[Dataset listings of figures]
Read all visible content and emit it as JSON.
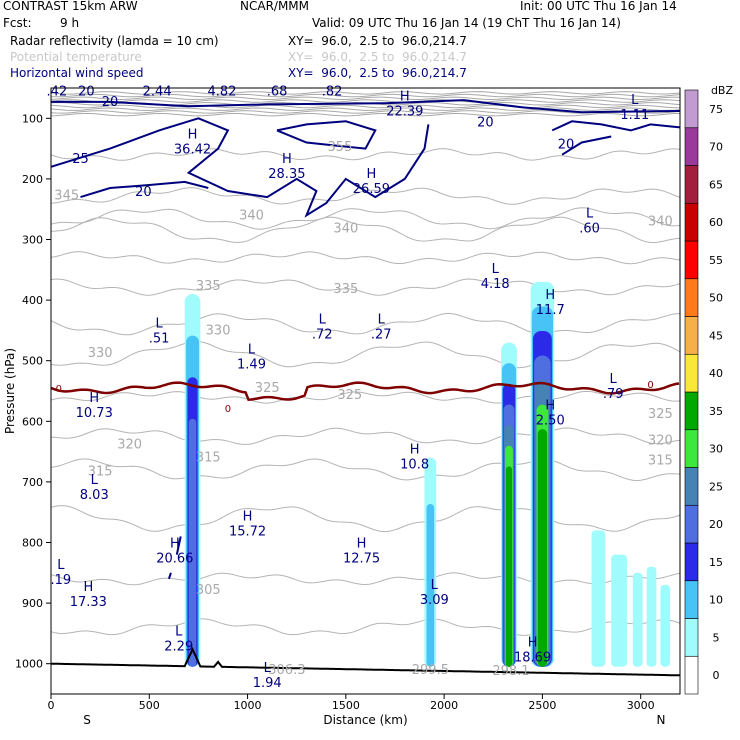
{
  "header": {
    "model": "CONTRAST 15km ARW",
    "org": "NCAR/MMM",
    "init": "Init: 00 UTC Thu 16 Jan 14",
    "fcst_label": "Fcst:",
    "fcst_value": "9 h",
    "valid": "Valid: 09 UTC Thu 16 Jan 14 (19 ChT Thu 16 Jan 14)",
    "fields": [
      {
        "name": "Radar reflectivity (lamda = 10 cm)",
        "xy": "XY=  96.0,  2.5 to  96.0,214.7",
        "color": "#000000"
      },
      {
        "name": "Potential temperature",
        "xy": "XY=  96.0,  2.5 to  96.0,214.7",
        "color": "#c8c8c8"
      },
      {
        "name": "Horizontal wind speed",
        "xy": "XY=  96.0,  2.5 to  96.0,214.7",
        "color": "#000080"
      }
    ]
  },
  "chart_data": {
    "type": "cross-section",
    "xlabel": "Distance (km)",
    "ylabel": "Pressure (hPa)",
    "xlim": [
      0,
      3200
    ],
    "ylim": [
      1050,
      50
    ],
    "x_ticks": [
      0,
      500,
      1000,
      1500,
      2000,
      2500,
      3000
    ],
    "y_ticks": [
      100,
      200,
      300,
      400,
      500,
      600,
      700,
      800,
      900,
      1000
    ],
    "x_end_labels": {
      "left": "S",
      "right": "N"
    },
    "colorbar": {
      "unit": "dBZ",
      "levels": [
        0,
        5,
        10,
        15,
        20,
        25,
        30,
        35,
        40,
        45,
        50,
        55,
        60,
        65,
        70,
        75
      ],
      "colors": [
        "#ffffff",
        "#a0fcfc",
        "#47c4f5",
        "#2a2ae8",
        "#4f6ee0",
        "#4682b4",
        "#3de73d",
        "#00a800",
        "#f9e83a",
        "#f5b04a",
        "#ff7a1a",
        "#ff0000",
        "#c80000",
        "#a31f3d",
        "#9a3a9a",
        "#c39bd3"
      ]
    },
    "theta_labels": [
      {
        "v": "355",
        "x": 1470,
        "p": 147
      },
      {
        "v": "345",
        "x": 80,
        "p": 227
      },
      {
        "v": "340",
        "x": 1020,
        "p": 260
      },
      {
        "v": "340",
        "x": 1500,
        "p": 282
      },
      {
        "v": "340",
        "x": 3100,
        "p": 270
      },
      {
        "v": "335",
        "x": 800,
        "p": 377
      },
      {
        "v": "335",
        "x": 1500,
        "p": 382
      },
      {
        "v": "330",
        "x": 850,
        "p": 450
      },
      {
        "v": "330",
        "x": 250,
        "p": 487
      },
      {
        "v": "325",
        "x": 1520,
        "p": 557
      },
      {
        "v": "325",
        "x": 1100,
        "p": 545
      },
      {
        "v": "325",
        "x": 3100,
        "p": 588
      },
      {
        "v": "320",
        "x": 400,
        "p": 638
      },
      {
        "v": "320",
        "x": 3100,
        "p": 632
      },
      {
        "v": "315",
        "x": 250,
        "p": 683
      },
      {
        "v": "315",
        "x": 3100,
        "p": 665
      },
      {
        "v": "315",
        "x": 800,
        "p": 660
      },
      {
        "v": "305",
        "x": 800,
        "p": 878
      },
      {
        "v": "306.3",
        "x": 1200,
        "p": 1010
      },
      {
        "v": "299.5",
        "x": 1930,
        "p": 1010
      },
      {
        "v": "298.1",
        "x": 2340,
        "p": 1012
      }
    ],
    "wind_labels": [
      {
        "v": "25",
        "x": 150,
        "p": 167
      },
      {
        "v": "20",
        "x": 470,
        "p": 222
      },
      {
        "v": "20",
        "x": 2620,
        "p": 143
      },
      {
        "v": "20",
        "x": 2210,
        "p": 107
      },
      {
        "v": "20",
        "x": 300,
        "p": 73
      }
    ],
    "extrema": [
      {
        "t": "H",
        "v": "36.42",
        "x": 720,
        "p": 140
      },
      {
        "t": "H",
        "v": "28.35",
        "x": 1200,
        "p": 180
      },
      {
        "t": "H",
        "v": "26.59",
        "x": 1630,
        "p": 205
      },
      {
        "t": "H",
        "v": "22.39",
        "x": 1800,
        "p": 77
      },
      {
        "t": "L",
        "v": "1.11",
        "x": 2970,
        "p": 83
      },
      {
        "t": "L",
        "v": ".60",
        "x": 2740,
        "p": 270
      },
      {
        "t": "L",
        "v": "4.18",
        "x": 2260,
        "p": 362
      },
      {
        "t": "H",
        "v": "11.7",
        "x": 2540,
        "p": 405
      },
      {
        "t": "L",
        "v": ".51",
        "x": 550,
        "p": 452
      },
      {
        "t": "L",
        "v": ".72",
        "x": 1380,
        "p": 445
      },
      {
        "t": "L",
        "v": ".27",
        "x": 1680,
        "p": 445
      },
      {
        "t": "L",
        "v": "1.49",
        "x": 1020,
        "p": 495
      },
      {
        "t": "L",
        "v": ".79",
        "x": 2860,
        "p": 543
      },
      {
        "t": "H",
        "v": "10.73",
        "x": 220,
        "p": 575
      },
      {
        "t": "H",
        "v": "2.50",
        "x": 2540,
        "p": 587
      },
      {
        "t": "H",
        "v": "10.8",
        "x": 1850,
        "p": 660
      },
      {
        "t": "L",
        "v": "8.03",
        "x": 220,
        "p": 710
      },
      {
        "t": "H",
        "v": "15.72",
        "x": 1000,
        "p": 770
      },
      {
        "t": "H",
        "v": "20.66",
        "x": 630,
        "p": 815
      },
      {
        "t": "H",
        "v": "12.75",
        "x": 1580,
        "p": 815
      },
      {
        "t": "L",
        "v": ".19",
        "x": 50,
        "p": 850
      },
      {
        "t": "H",
        "v": "17.33",
        "x": 190,
        "p": 887
      },
      {
        "t": "L",
        "v": "3.09",
        "x": 1950,
        "p": 883
      },
      {
        "t": "L",
        "v": "2.29",
        "x": 650,
        "p": 960
      },
      {
        "t": "H",
        "v": "18.69",
        "x": 2450,
        "p": 978
      },
      {
        "t": "L",
        "v": "1.94",
        "x": 1100,
        "p": 1020
      }
    ],
    "top_labels": [
      ".42",
      "20",
      "2.44",
      "4.82",
      ".68",
      ".82"
    ],
    "top_label_x": [
      30,
      180,
      540,
      870,
      1150,
      1430
    ],
    "zero_line_labels": [
      {
        "v": "0",
        "x": 40,
        "p": 547
      },
      {
        "v": "0",
        "x": 900,
        "p": 580
      },
      {
        "v": "0",
        "x": 3050,
        "p": 540
      }
    ],
    "cells": [
      {
        "x0": 680,
        "x1": 760,
        "top": 390,
        "max_dbz": 20
      },
      {
        "x0": 1900,
        "x1": 1960,
        "top": 660,
        "max_dbz": 10
      },
      {
        "x0": 2290,
        "x1": 2370,
        "top": 470,
        "max_dbz": 35
      },
      {
        "x0": 2440,
        "x1": 2560,
        "top": 370,
        "max_dbz": 35
      },
      {
        "x0": 2750,
        "x1": 3150,
        "top": 780,
        "max_dbz": 5
      }
    ],
    "zero_line_p": 545
  }
}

### Exercise requirements
Repeat the data exactly, without the pictures.

### Reply to the exercise
Read all visible content and emit it as JSON.
{
  "header": {
    "model": "CONTRAST 15km ARW",
    "org": "NCAR/MMM",
    "init": "Init: 00 UTC Thu 16 Jan 14",
    "fcst_label": "Fcst:",
    "fcst_value": "9 h",
    "valid": "Valid: 09 UTC Thu 16 Jan 14 (19 ChT Thu 16 Jan 14)",
    "fields": [
      {
        "name": "Radar reflectivity (lamda = 10 cm)",
        "xy": "XY=  96.0,  2.5 to  96.0,214.7",
        "color": "#000000"
      },
      {
        "name": "Potential temperature",
        "xy": "XY=  96.0,  2.5 to  96.0,214.7",
        "color": "#c8c8c8"
      },
      {
        "name": "Horizontal wind speed",
        "xy": "XY=  96.0,  2.5 to  96.0,214.7",
        "color": "#000080"
      }
    ]
  },
  "chart_data": {
    "type": "cross-section",
    "xlabel": "Distance (km)",
    "ylabel": "Pressure (hPa)",
    "xlim": [
      0,
      3200
    ],
    "ylim": [
      1050,
      50
    ],
    "x_ticks": [
      0,
      500,
      1000,
      1500,
      2000,
      2500,
      3000
    ],
    "y_ticks": [
      100,
      200,
      300,
      400,
      500,
      600,
      700,
      800,
      900,
      1000
    ],
    "x_end_labels": {
      "left": "S",
      "right": "N"
    },
    "colorbar": {
      "unit": "dBZ",
      "levels": [
        0,
        5,
        10,
        15,
        20,
        25,
        30,
        35,
        40,
        45,
        50,
        55,
        60,
        65,
        70,
        75
      ],
      "colors": [
        "#ffffff",
        "#a0fcfc",
        "#47c4f5",
        "#2a2ae8",
        "#4f6ee0",
        "#4682b4",
        "#3de73d",
        "#00a800",
        "#f9e83a",
        "#f5b04a",
        "#ff7a1a",
        "#ff0000",
        "#c80000",
        "#a31f3d",
        "#9a3a9a",
        "#c39bd3"
      ]
    },
    "theta_labels": [
      {
        "v": "355",
        "x": 1470,
        "p": 147
      },
      {
        "v": "345",
        "x": 80,
        "p": 227
      },
      {
        "v": "340",
        "x": 1020,
        "p": 260
      },
      {
        "v": "340",
        "x": 1500,
        "p": 282
      },
      {
        "v": "340",
        "x": 3100,
        "p": 270
      },
      {
        "v": "335",
        "x": 800,
        "p": 377
      },
      {
        "v": "335",
        "x": 1500,
        "p": 382
      },
      {
        "v": "330",
        "x": 850,
        "p": 450
      },
      {
        "v": "330",
        "x": 250,
        "p": 487
      },
      {
        "v": "325",
        "x": 1520,
        "p": 557
      },
      {
        "v": "325",
        "x": 1100,
        "p": 545
      },
      {
        "v": "325",
        "x": 3100,
        "p": 588
      },
      {
        "v": "320",
        "x": 400,
        "p": 638
      },
      {
        "v": "320",
        "x": 3100,
        "p": 632
      },
      {
        "v": "315",
        "x": 250,
        "p": 683
      },
      {
        "v": "315",
        "x": 3100,
        "p": 665
      },
      {
        "v": "315",
        "x": 800,
        "p": 660
      },
      {
        "v": "305",
        "x": 800,
        "p": 878
      },
      {
        "v": "306.3",
        "x": 1200,
        "p": 1010
      },
      {
        "v": "299.5",
        "x": 1930,
        "p": 1010
      },
      {
        "v": "298.1",
        "x": 2340,
        "p": 1012
      }
    ],
    "wind_labels": [
      {
        "v": "25",
        "x": 150,
        "p": 167
      },
      {
        "v": "20",
        "x": 470,
        "p": 222
      },
      {
        "v": "20",
        "x": 2620,
        "p": 143
      },
      {
        "v": "20",
        "x": 2210,
        "p": 107
      },
      {
        "v": "20",
        "x": 300,
        "p": 73
      }
    ],
    "extrema": [
      {
        "t": "H",
        "v": "36.42",
        "x": 720,
        "p": 140
      },
      {
        "t": "H",
        "v": "28.35",
        "x": 1200,
        "p": 180
      },
      {
        "t": "H",
        "v": "26.59",
        "x": 1630,
        "p": 205
      },
      {
        "t": "H",
        "v": "22.39",
        "x": 1800,
        "p": 77
      },
      {
        "t": "L",
        "v": "1.11",
        "x": 2970,
        "p": 83
      },
      {
        "t": "L",
        "v": ".60",
        "x": 2740,
        "p": 270
      },
      {
        "t": "L",
        "v": "4.18",
        "x": 2260,
        "p": 362
      },
      {
        "t": "H",
        "v": "11.7",
        "x": 2540,
        "p": 405
      },
      {
        "t": "L",
        "v": ".51",
        "x": 550,
        "p": 452
      },
      {
        "t": "L",
        "v": ".72",
        "x": 1380,
        "p": 445
      },
      {
        "t": "L",
        "v": ".27",
        "x": 1680,
        "p": 445
      },
      {
        "t": "L",
        "v": "1.49",
        "x": 1020,
        "p": 495
      },
      {
        "t": "L",
        "v": ".79",
        "x": 2860,
        "p": 543
      },
      {
        "t": "H",
        "v": "10.73",
        "x": 220,
        "p": 575
      },
      {
        "t": "H",
        "v": "2.50",
        "x": 2540,
        "p": 587
      },
      {
        "t": "H",
        "v": "10.8",
        "x": 1850,
        "p": 660
      },
      {
        "t": "L",
        "v": "8.03",
        "x": 220,
        "p": 710
      },
      {
        "t": "H",
        "v": "15.72",
        "x": 1000,
        "p": 770
      },
      {
        "t": "H",
        "v": "20.66",
        "x": 630,
        "p": 815
      },
      {
        "t": "H",
        "v": "12.75",
        "x": 1580,
        "p": 815
      },
      {
        "t": "L",
        "v": ".19",
        "x": 50,
        "p": 850
      },
      {
        "t": "H",
        "v": "17.33",
        "x": 190,
        "p": 887
      },
      {
        "t": "L",
        "v": "3.09",
        "x": 1950,
        "p": 883
      },
      {
        "t": "L",
        "v": "2.29",
        "x": 650,
        "p": 960
      },
      {
        "t": "H",
        "v": "18.69",
        "x": 2450,
        "p": 978
      },
      {
        "t": "L",
        "v": "1.94",
        "x": 1100,
        "p": 1020
      }
    ],
    "top_labels": [
      ".42",
      "20",
      "2.44",
      "4.82",
      ".68",
      ".82"
    ],
    "top_label_x": [
      30,
      180,
      540,
      870,
      1150,
      1430
    ],
    "zero_line_labels": [
      {
        "v": "0",
        "x": 40,
        "p": 547
      },
      {
        "v": "0",
        "x": 900,
        "p": 580
      },
      {
        "v": "0",
        "x": 3050,
        "p": 540
      }
    ],
    "cells": [
      {
        "x0": 680,
        "x1": 760,
        "top": 390,
        "max_dbz": 20
      },
      {
        "x0": 1900,
        "x1": 1960,
        "top": 660,
        "max_dbz": 10
      },
      {
        "x0": 2290,
        "x1": 2370,
        "top": 470,
        "max_dbz": 35
      },
      {
        "x0": 2440,
        "x1": 2560,
        "top": 370,
        "max_dbz": 35
      },
      {
        "x0": 2750,
        "x1": 3150,
        "top": 780,
        "max_dbz": 5
      }
    ],
    "zero_line_p": 545
  }
}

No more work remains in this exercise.